Stated problem »
Please print every record below exactly as it appears.

________________

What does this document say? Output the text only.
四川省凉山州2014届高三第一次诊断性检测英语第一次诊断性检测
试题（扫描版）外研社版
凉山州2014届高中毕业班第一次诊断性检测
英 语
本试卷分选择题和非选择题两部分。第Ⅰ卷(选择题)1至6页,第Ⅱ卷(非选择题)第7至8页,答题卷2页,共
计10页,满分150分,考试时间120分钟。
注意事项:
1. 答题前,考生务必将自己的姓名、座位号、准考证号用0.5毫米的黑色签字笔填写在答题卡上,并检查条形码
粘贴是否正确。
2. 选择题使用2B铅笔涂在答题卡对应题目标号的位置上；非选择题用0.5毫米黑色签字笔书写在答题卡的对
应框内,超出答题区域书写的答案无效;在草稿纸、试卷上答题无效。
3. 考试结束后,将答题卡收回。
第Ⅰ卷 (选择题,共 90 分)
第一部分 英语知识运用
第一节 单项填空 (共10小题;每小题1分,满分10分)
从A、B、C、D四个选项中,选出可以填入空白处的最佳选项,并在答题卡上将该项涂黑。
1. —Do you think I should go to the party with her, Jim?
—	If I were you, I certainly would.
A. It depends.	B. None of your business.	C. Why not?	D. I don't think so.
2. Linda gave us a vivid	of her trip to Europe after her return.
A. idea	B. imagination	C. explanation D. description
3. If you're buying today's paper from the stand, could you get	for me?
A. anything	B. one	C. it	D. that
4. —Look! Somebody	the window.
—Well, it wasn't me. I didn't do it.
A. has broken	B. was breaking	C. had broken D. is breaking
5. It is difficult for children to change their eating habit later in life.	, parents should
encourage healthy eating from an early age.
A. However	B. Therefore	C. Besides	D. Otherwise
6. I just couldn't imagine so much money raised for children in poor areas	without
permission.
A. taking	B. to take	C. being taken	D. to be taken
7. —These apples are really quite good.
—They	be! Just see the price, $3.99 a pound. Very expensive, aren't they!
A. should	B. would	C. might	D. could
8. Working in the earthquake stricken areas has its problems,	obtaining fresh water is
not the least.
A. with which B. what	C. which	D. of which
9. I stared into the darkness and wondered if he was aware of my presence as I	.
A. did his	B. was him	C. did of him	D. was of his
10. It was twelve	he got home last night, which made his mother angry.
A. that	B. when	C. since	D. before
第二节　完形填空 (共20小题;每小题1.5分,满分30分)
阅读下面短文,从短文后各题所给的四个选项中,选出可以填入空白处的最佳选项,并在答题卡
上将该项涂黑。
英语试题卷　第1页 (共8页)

________________

Answer in full »
What does this document say? Output the text only.
四川省凉山州2014届高三第一次诊断性检测英语第一次诊断性检测
试题（扫描版）外研社版
凉山州2014届高中毕业班第一次诊断性检测
英 语
本试卷分选择题和非选择题两部分。第Ⅰ卷(选择题)1至6页,第Ⅱ卷(非选择题)第7至8页,答题卷2页,共
计10页,满分150分,考试时间120分钟。
注意事项:
1. 答题前,考生务必将自己的姓名、座位号、准考证号用0.5毫米的黑色签字笔填写在答题卡上,并检查条形码
粘贴是否正确。
2. 选择题使用2B铅笔涂在答题卡对应题目标号的位置上；非选择题用0.5毫米黑色签字笔书写在答题卡的对
应框内,超出答题区域书写的答案无效;在草稿纸、试卷上答题无效。
3. 考试结束后,将答题卡收回。
第Ⅰ卷 (选择题,共 90 分)
第一部分 英语知识运用
第一节 单项填空 (共10小题;每小题1分,满分10分)
从A、B、C、D四个选项中,选出可以填入空白处的最佳选项,并在答题卡上将该项涂黑。
1. —Do you think I should go to the party with her, Jim?
—	If I were you, I certainly would.
A. It depends.	B. None of your business.	C. Why not?	D. I don't think so.
2. Linda gave us a vivid	of her trip to Europe after her return.
A. idea	B. imagination	C. explanation D. description
3. If you're buying today's paper from the stand, could you get	for me?
A. anything	B. one	C. it	D. that
4. —Look! Somebody	the window.
—Well, it wasn't me. I didn't do it.
A. has broken	B. was breaking	C. had broken D. is breaking
5. It is difficult for children to change their eating habit later in life.	, parents should
encourage healthy eating from an early age.
A. However	B. Therefore	C. Besides	D. Otherwise
6. I just couldn't imagine so much money raised for children in poor areas	without
permission.
A. taking	B. to take	C. being taken	D. to be taken
7. —These apples are really quite good.
—They	be! Just see the price, $3.99 a pound. Very expensive, aren't they!
A. should	B. would	C. might	D. could
8. Working in the earthquake stricken areas has its problems,	obtaining fresh water is
not the least.
A. with which B. what	C. which	D. of which
9. I stared into the darkness and wondered if he was aware of my presence as I	.
A. did his	B. was him	C. did of him	D. was of his
10. It was twelve	he got home last night, which made his mother angry.
A. that	B. when	C. since	D. before
第二节　完形填空 (共20小题;每小题1.5分,满分30分)
阅读下面短文,从短文后各题所给的四个选项中,选出可以填入空白处的最佳选项,并在答题卡
上将该项涂黑。
英语试题卷　第1页 (共8页)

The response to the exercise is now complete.